(Records from a data collection)
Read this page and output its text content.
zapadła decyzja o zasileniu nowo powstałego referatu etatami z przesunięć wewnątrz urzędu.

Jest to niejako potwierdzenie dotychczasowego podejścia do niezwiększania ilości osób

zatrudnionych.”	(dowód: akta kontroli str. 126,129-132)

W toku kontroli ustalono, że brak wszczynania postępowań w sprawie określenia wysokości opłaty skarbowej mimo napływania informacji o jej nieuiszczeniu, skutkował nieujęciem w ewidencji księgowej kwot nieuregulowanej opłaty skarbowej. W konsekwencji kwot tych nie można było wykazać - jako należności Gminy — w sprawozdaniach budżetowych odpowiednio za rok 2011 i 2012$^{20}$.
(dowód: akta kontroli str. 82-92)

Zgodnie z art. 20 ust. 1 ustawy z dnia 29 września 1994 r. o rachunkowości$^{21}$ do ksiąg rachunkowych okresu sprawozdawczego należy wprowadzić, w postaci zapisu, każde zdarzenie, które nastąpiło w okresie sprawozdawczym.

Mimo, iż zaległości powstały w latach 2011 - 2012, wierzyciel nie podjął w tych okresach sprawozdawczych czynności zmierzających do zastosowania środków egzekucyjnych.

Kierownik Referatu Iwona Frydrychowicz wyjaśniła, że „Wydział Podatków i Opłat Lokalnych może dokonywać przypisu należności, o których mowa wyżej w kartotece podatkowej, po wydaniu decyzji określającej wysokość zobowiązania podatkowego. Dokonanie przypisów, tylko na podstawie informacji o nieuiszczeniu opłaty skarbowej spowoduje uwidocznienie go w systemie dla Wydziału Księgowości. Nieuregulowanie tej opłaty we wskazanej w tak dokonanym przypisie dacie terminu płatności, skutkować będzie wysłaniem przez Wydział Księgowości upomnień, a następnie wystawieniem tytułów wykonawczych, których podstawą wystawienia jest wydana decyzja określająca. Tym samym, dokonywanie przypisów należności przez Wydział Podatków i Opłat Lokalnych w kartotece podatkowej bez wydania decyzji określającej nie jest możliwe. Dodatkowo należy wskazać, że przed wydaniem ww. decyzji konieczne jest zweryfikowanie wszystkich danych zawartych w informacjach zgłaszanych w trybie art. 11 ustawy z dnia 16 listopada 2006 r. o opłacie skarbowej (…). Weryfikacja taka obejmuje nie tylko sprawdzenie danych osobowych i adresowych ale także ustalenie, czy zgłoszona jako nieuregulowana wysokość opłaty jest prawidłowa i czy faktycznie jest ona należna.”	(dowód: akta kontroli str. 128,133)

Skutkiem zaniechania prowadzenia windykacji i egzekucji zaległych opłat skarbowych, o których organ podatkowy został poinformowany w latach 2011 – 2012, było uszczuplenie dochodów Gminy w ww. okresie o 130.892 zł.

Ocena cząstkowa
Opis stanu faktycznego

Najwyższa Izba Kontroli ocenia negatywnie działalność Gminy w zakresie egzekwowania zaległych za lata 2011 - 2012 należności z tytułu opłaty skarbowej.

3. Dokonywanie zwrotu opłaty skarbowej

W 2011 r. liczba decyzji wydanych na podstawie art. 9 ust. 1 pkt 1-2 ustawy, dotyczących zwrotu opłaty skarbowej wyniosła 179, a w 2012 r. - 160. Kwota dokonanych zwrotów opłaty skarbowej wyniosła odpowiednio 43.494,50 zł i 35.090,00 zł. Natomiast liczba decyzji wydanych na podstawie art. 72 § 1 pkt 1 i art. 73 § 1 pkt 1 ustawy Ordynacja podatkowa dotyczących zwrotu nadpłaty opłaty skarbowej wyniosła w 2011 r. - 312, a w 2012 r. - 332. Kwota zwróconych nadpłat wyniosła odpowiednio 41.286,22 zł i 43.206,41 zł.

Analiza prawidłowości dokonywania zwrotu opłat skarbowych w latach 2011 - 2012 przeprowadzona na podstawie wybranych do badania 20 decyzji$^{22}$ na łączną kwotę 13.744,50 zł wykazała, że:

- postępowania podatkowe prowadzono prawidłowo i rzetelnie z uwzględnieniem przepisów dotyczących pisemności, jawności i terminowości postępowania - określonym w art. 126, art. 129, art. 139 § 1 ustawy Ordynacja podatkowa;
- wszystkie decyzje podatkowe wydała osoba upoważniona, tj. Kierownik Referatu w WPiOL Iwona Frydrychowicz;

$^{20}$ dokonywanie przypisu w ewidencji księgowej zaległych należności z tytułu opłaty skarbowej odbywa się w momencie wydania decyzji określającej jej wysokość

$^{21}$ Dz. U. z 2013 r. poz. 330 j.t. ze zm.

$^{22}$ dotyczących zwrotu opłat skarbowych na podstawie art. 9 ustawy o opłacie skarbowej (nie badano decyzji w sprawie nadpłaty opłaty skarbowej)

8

Description of the task => Pull out all lines from the entries above in which the word "okresie" appears.

Task answer =>
Zgodnie z art. 20 ust. 1 ustawy z dnia 29 września 1994 r. o rachunkowości$^{21}$ do ksiąg rachunkowych okresu sprawozdawczego należy wprowadzić, w postaci zapisu, każde zdarzenie, które nastąpiło w okresie sprawozdawczym.
Skutkiem zaniechania prowadzenia windykacji i egzekucji zaległych opłat skarbowych, o których organ podatkowy został poinformowany w latach 2011 – 2012, było uszczuplenie dochodów Gminy w ww. okresie o 130.892 zł.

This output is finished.